To do. Select all lines with the string "this" in them, and copy those lines.

Stored records.
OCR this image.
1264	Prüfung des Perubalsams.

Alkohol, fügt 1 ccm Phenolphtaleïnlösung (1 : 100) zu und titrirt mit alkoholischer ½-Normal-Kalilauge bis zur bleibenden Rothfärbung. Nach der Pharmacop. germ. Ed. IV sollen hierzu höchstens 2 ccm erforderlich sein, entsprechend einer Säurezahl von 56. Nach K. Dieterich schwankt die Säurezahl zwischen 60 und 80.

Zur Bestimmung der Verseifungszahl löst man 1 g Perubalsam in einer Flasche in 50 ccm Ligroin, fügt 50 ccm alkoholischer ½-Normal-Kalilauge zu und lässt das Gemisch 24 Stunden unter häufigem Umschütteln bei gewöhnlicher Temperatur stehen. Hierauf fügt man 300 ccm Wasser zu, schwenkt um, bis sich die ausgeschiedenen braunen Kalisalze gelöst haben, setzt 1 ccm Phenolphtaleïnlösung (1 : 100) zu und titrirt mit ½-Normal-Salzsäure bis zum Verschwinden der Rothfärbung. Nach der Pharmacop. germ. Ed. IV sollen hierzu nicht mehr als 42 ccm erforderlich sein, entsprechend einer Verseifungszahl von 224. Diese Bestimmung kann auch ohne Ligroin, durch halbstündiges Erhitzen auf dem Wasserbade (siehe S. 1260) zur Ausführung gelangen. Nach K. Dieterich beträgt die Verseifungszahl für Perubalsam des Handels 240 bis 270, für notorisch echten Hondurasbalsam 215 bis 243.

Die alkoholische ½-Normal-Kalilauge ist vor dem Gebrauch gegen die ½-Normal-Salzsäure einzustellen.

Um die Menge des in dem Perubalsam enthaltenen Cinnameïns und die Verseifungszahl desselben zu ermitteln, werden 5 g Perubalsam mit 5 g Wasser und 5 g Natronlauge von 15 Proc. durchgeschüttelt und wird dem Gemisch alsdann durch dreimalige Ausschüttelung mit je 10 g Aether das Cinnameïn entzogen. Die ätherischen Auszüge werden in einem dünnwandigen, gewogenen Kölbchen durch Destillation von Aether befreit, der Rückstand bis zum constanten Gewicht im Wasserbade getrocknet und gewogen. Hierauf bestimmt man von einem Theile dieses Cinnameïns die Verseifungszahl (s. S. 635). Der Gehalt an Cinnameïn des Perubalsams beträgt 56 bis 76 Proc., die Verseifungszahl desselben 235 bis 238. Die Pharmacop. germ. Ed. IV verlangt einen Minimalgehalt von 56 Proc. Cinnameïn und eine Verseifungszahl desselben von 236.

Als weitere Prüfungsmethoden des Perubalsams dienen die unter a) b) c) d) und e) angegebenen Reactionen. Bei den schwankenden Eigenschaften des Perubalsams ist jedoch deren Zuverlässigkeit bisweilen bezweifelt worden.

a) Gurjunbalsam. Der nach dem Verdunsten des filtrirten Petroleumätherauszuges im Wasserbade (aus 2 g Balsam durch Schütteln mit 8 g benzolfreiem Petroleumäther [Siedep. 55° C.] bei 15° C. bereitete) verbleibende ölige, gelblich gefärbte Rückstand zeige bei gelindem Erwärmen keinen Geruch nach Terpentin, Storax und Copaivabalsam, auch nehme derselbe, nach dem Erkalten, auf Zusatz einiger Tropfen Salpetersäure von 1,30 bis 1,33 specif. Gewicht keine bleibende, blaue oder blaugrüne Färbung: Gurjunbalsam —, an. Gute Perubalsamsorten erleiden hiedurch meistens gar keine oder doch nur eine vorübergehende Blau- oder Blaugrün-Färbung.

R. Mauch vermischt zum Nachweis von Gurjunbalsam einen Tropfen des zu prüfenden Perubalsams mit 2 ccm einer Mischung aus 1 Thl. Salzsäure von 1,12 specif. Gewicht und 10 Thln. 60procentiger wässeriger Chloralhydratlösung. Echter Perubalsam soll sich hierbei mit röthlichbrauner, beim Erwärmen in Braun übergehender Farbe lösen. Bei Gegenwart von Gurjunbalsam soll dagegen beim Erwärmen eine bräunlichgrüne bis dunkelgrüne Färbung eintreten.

--

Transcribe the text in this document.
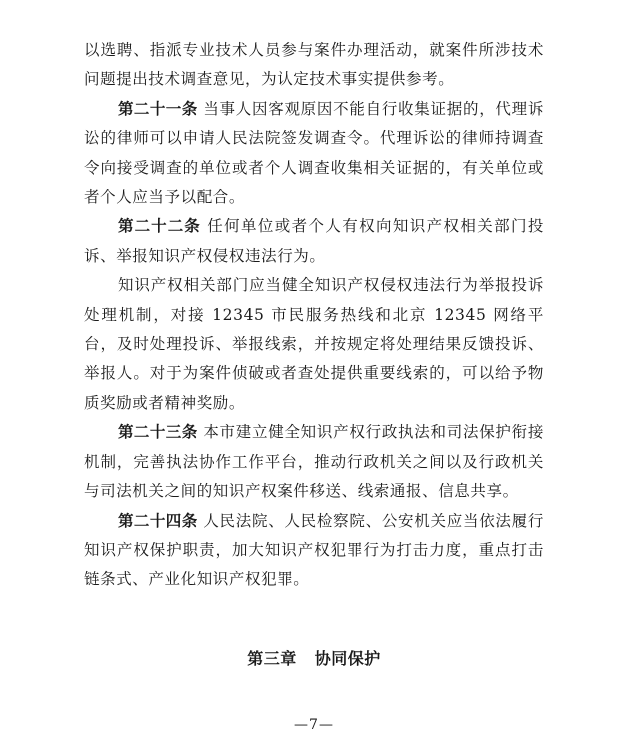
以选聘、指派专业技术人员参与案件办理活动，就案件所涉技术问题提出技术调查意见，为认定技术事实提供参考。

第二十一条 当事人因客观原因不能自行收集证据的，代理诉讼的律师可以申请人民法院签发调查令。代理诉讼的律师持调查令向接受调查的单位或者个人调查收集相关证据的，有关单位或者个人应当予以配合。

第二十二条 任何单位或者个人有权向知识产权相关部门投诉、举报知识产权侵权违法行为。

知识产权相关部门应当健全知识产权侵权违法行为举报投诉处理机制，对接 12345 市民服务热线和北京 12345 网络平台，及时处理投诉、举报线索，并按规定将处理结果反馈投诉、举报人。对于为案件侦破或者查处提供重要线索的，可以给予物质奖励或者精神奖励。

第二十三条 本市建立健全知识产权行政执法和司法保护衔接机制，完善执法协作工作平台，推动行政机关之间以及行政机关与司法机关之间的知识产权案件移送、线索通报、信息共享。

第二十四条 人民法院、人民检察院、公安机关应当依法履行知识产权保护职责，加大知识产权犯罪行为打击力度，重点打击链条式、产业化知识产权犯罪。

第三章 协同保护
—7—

The answer.
OCR this image.
Transcribe the text in this document.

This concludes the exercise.